◆ **OBJECTIVE 1**: Rewrite the records from their first line through the line containing "candle-body: [445, 196, 450, 204]", including that line. Replace "macd-histogram-bar" with "histogram-bar" and keep everything else the same.

Scraping Pyspark jobs without input data sets
Hello,
I am currently creating PySpark jobs that do not have defined input data sets within my Pyspark notebooks. The tables are executed with spark sql within the actual notebook itself. I am wanting to see if there is a way to access all the tables executed within the spark sql across multiple projects. See screen shot below. The 'SELECT * FROM DB.TABLE' is where I am trying to grab the data sets being used. As you can see in the screen shot there is no inputs within the Pyspark notebook.
Answers
-
Alexandru Dataiker, Dataiku DSS Core Designer, Dataiku DSS ML Practitioner, Dataiku DSS Adv Designer, Registered Posts: 1,226 Dataiker
Hi @zjacobs23
,
In DSS you should ideally add the required datasets as input to your recipe where possible if there are in other projects, then you should use the sharing dataset feature:
https://doc.dataiku.com/dss/latest/security/shared-objects.html
Once added you can read these as per steps described here :
https://doc.dataiku.com/dss/latest/code_recipes/pyspark.html#anatomy-of-a-basic-pyspark-recipe
If you want to execute Spark SQL you can use Spark SQL recipe: : https://doc.dataiku.com/dss/latest/code_recipes/sparksql.html#creating-a-sparksql-recipe
Thanks

◆ **OBJECTIVE 2**: In the forum thread on scraping PySpark jobs, copy word for word the part that opens with the words containing "Scraping Pyspark jobs" and closes with "the Pyspark notebook.".

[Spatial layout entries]
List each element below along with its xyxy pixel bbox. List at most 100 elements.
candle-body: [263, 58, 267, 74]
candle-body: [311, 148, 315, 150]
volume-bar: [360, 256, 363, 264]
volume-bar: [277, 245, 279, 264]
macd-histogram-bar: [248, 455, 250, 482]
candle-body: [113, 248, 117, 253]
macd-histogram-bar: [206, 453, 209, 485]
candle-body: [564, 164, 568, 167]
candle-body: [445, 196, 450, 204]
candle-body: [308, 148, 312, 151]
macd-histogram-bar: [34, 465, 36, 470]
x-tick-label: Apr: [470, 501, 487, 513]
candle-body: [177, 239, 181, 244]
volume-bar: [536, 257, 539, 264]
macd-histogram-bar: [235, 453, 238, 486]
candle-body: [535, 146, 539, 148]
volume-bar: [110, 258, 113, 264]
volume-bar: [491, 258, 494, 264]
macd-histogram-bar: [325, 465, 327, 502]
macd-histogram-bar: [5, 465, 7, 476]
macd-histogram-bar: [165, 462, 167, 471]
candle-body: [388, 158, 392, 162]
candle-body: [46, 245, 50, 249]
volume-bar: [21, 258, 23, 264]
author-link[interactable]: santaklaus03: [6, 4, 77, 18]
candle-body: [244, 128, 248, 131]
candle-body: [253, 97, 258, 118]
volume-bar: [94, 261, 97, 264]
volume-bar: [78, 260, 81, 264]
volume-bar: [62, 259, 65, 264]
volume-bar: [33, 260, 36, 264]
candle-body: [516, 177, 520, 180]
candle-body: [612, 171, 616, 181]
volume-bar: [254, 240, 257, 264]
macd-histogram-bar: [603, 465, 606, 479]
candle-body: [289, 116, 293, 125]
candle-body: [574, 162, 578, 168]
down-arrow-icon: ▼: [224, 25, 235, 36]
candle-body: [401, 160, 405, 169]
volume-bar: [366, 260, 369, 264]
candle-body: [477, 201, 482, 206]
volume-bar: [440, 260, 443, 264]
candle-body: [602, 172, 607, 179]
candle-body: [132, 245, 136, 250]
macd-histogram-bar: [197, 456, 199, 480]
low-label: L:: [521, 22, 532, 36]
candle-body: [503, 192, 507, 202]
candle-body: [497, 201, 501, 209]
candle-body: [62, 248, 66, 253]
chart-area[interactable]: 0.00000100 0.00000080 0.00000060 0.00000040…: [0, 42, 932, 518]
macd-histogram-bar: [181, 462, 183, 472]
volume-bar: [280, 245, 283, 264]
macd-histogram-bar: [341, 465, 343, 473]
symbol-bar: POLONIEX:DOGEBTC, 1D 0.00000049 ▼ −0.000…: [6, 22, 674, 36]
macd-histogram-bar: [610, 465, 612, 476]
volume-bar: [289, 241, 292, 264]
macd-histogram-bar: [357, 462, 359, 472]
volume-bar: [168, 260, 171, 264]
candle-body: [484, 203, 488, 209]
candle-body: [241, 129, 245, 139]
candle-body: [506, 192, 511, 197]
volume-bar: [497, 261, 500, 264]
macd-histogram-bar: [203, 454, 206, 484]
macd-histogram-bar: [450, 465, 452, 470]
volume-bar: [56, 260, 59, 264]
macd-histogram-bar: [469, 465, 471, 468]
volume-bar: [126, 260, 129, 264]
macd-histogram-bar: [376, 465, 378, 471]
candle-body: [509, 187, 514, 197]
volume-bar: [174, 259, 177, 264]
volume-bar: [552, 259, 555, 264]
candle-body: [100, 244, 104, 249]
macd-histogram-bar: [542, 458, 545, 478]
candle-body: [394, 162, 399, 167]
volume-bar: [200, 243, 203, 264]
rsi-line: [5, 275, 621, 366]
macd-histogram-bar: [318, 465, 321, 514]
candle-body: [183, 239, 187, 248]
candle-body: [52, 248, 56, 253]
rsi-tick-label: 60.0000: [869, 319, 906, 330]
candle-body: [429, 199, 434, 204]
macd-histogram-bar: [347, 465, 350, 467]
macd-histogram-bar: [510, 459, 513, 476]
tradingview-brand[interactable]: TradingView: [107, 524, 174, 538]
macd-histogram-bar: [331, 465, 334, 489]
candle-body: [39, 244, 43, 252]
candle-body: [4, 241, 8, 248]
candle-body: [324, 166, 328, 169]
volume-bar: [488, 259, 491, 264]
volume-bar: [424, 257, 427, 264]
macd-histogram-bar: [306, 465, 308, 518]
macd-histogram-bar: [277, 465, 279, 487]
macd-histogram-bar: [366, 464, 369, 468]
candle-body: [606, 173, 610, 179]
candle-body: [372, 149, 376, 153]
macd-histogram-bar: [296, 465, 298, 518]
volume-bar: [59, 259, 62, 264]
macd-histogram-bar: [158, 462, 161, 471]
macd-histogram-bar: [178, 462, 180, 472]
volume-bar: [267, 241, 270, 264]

◆ **FINISHED ANSWER 1**:
List each element below along with its xyxy pixel bbox. List at most 100 elements.
candle-body: [263, 58, 267, 74]
candle-body: [311, 148, 315, 150]
volume-bar: [360, 256, 363, 264]
volume-bar: [277, 245, 279, 264]
histogram-bar: [248, 455, 250, 482]
candle-body: [113, 248, 117, 253]
histogram-bar: [206, 453, 209, 485]
candle-body: [564, 164, 568, 167]
candle-body: [445, 196, 450, 204]

◆ **FINISHED ANSWER 2**:
Scraping Pyspark jobs without input data sets
Hello,
I am currently creating PySpark jobs that do not have defined input data sets within my Pyspark notebooks. The tables are executed with spark sql within the actual notebook itself. I am wanting to see if there is a way to access all the tables executed within the spark sql across multiple projects. See screen shot below. The 'SELECT * FROM DB.TABLE' is where I am trying to grab the data sets being used. As you can see in the screen shot there is no inputs within the Pyspark notebook.